**Given problem**
Keep only the lines that hold the string "Viti", filtering out the rest of the entries below.

[Data records]

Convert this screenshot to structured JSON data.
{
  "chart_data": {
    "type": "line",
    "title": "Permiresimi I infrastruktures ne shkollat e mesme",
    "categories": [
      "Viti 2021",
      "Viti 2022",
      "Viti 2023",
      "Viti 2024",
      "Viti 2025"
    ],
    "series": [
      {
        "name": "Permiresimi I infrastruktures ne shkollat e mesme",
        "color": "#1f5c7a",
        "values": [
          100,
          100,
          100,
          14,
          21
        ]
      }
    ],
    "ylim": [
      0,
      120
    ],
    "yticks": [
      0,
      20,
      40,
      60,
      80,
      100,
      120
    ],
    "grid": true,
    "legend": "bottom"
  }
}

**Correct result**
      "Viti 2021",
      "Viti 2022",
      "Viti 2023",
      "Viti 2024",
      "Viti 2025"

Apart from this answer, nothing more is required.